**Instruction**
Copy out every line that contains the word "heading".

**Excerpted data**

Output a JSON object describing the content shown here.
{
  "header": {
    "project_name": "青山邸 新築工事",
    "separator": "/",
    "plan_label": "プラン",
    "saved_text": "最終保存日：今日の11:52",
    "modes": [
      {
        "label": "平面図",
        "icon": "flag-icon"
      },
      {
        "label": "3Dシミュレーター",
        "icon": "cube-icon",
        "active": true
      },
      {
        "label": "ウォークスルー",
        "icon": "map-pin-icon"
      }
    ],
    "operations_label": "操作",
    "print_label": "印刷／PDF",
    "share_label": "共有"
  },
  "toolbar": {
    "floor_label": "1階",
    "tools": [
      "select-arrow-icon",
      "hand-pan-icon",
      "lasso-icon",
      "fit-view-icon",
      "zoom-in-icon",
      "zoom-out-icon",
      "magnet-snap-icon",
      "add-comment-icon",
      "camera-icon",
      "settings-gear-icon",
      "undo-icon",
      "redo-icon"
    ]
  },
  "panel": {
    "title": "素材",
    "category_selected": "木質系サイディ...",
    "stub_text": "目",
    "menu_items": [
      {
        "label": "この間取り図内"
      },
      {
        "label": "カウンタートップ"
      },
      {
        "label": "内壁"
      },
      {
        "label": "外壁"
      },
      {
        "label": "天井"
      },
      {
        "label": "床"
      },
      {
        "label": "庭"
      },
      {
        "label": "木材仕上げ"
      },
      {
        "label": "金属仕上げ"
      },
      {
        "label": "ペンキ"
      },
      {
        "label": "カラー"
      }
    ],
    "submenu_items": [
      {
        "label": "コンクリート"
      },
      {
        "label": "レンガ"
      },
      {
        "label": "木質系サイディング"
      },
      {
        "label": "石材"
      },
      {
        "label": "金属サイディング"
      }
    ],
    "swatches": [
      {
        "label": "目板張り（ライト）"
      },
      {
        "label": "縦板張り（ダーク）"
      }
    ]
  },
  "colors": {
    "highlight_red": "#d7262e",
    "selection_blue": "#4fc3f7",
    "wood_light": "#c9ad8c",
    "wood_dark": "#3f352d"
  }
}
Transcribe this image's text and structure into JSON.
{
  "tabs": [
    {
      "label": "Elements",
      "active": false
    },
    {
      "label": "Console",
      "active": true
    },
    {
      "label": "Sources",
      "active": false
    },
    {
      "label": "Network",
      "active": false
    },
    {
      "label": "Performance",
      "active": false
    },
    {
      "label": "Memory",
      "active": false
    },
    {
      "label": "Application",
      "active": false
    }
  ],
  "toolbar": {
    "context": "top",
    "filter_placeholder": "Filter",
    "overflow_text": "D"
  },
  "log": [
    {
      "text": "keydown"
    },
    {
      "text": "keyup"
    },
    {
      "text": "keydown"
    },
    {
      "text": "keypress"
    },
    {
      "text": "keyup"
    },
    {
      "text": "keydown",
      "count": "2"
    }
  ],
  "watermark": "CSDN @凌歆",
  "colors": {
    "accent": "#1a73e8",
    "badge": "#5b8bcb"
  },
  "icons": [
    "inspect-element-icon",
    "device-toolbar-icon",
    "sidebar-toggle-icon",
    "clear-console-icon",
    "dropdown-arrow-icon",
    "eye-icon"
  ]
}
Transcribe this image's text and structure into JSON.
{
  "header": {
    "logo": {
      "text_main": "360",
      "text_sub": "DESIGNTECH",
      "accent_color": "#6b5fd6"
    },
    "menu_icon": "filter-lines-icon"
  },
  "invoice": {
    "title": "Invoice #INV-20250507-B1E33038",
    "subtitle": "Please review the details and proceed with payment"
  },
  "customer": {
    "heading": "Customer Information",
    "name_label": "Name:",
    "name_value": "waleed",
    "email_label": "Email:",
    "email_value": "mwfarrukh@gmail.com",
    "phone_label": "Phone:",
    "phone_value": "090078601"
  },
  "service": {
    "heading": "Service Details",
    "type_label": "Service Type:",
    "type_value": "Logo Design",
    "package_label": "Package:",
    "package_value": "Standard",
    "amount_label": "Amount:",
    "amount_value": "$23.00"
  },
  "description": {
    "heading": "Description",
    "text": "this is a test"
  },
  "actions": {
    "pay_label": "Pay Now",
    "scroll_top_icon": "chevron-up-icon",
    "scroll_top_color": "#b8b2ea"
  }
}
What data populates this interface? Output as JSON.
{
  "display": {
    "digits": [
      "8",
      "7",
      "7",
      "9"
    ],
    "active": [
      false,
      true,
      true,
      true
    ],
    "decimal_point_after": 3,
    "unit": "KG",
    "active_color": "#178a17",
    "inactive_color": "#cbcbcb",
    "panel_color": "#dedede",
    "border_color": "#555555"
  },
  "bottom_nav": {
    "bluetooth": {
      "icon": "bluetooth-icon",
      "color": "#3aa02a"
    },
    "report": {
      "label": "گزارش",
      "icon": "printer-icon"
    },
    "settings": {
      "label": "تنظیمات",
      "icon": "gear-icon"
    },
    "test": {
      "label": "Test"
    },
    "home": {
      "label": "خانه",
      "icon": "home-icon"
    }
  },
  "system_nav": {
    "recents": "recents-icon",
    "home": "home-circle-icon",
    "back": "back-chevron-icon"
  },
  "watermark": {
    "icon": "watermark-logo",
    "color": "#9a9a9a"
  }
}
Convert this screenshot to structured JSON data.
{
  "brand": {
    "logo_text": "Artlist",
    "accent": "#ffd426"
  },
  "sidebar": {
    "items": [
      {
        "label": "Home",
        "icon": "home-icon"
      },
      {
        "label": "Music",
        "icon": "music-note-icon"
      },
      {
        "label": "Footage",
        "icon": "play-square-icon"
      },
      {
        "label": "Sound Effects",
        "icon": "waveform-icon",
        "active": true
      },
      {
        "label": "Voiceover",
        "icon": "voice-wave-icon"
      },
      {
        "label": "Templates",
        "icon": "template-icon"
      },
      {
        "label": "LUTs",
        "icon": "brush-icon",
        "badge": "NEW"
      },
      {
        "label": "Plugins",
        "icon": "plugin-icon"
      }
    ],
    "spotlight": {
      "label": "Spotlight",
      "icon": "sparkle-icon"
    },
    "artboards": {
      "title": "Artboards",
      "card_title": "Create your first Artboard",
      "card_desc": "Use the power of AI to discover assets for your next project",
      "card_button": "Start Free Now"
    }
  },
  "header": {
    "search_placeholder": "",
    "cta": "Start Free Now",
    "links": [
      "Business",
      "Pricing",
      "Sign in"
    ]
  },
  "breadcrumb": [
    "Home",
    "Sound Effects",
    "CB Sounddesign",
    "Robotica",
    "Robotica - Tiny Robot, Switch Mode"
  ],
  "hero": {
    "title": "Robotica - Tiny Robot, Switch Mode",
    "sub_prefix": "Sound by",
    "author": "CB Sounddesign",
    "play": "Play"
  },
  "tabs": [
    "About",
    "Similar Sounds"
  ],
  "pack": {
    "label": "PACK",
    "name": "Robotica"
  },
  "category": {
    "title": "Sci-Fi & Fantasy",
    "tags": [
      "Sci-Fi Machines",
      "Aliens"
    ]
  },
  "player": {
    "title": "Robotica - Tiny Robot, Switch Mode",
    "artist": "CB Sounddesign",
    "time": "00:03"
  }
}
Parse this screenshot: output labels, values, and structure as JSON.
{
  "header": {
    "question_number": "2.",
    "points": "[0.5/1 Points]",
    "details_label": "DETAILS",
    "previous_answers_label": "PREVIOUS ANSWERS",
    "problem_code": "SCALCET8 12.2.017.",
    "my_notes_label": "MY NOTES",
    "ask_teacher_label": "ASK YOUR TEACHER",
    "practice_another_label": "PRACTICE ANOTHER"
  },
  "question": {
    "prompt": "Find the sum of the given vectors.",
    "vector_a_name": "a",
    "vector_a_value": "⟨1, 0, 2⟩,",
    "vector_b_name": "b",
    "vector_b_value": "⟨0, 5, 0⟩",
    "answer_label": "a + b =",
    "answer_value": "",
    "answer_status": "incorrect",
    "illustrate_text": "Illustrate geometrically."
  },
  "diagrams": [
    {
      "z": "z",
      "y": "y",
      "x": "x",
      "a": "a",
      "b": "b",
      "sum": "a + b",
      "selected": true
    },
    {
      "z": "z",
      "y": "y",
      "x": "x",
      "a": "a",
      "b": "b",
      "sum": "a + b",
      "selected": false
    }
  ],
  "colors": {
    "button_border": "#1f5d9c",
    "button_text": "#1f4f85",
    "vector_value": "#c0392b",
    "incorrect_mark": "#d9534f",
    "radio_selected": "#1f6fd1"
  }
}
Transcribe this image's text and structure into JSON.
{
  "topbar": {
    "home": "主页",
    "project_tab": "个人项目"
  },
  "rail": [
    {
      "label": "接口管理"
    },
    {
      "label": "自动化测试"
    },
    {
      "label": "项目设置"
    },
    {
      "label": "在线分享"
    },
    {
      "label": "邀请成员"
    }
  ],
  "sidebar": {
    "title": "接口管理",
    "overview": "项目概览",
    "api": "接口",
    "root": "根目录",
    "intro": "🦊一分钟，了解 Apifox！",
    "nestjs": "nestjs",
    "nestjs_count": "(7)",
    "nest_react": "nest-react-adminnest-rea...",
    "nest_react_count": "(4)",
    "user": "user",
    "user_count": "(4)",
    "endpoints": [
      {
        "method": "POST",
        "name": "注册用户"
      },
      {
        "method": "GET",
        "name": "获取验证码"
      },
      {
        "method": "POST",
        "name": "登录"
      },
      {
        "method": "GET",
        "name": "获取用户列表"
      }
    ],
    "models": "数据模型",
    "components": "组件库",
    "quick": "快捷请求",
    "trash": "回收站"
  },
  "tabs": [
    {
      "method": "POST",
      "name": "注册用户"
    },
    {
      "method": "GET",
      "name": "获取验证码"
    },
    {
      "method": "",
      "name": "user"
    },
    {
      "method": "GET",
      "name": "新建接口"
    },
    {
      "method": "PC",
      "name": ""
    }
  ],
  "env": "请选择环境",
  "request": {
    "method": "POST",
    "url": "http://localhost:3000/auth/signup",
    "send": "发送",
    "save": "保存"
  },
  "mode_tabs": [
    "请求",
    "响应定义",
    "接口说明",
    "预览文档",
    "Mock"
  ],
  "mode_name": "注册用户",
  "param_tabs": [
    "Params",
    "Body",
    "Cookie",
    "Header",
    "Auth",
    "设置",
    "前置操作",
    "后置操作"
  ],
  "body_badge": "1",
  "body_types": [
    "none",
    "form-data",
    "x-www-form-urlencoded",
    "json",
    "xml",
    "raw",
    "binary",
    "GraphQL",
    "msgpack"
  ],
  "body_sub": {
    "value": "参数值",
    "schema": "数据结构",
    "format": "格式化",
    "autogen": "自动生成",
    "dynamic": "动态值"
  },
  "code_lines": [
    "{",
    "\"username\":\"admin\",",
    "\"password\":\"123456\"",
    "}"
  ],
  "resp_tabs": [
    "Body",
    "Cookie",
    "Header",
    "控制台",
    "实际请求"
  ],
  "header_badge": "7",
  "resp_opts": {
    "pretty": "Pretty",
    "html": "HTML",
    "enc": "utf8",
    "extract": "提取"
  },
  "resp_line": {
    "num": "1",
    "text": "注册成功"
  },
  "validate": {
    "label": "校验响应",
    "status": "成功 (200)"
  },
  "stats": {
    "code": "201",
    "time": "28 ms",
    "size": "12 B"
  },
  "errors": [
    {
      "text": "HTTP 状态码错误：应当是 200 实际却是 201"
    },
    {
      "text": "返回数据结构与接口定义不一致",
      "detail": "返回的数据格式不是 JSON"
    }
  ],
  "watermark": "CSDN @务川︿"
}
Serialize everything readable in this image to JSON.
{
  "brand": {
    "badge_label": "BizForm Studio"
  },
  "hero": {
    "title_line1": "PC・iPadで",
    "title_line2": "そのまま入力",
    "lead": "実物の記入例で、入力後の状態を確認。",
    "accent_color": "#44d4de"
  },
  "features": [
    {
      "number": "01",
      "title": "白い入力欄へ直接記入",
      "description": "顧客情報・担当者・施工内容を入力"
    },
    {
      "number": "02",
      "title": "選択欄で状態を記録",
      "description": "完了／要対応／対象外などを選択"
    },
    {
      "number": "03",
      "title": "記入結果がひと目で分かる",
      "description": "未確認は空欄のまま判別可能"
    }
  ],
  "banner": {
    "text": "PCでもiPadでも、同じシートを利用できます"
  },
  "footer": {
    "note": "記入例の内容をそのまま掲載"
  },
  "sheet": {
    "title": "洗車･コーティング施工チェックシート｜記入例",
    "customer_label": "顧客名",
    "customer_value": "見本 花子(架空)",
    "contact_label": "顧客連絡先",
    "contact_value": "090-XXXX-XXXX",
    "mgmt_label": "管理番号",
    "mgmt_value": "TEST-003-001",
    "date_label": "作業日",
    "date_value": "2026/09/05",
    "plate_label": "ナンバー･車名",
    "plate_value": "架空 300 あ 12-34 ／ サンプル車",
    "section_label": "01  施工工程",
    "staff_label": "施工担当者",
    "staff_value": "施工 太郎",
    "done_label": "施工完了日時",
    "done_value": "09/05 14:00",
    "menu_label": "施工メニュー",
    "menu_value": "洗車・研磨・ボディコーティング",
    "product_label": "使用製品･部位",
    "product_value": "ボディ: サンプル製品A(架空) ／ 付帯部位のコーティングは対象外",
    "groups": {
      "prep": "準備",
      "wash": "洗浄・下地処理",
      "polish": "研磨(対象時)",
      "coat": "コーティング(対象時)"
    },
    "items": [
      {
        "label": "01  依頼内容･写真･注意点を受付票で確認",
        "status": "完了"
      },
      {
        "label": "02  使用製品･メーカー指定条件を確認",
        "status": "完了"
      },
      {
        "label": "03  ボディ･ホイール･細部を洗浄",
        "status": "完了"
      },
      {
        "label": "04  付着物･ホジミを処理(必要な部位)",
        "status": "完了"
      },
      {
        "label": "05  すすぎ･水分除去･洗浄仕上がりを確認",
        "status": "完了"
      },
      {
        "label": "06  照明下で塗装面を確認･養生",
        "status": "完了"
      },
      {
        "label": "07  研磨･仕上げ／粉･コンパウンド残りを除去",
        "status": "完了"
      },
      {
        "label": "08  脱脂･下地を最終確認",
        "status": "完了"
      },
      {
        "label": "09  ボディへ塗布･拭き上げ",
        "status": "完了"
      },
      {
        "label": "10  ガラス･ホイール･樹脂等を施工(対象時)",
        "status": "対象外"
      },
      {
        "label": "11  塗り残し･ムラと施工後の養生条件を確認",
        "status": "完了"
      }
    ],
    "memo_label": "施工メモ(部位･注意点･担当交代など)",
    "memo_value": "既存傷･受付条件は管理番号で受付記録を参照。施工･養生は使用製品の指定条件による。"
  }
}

**Solution**
    "heading": "Customer Information",
    "heading": "Service Details",
    "heading": "Description",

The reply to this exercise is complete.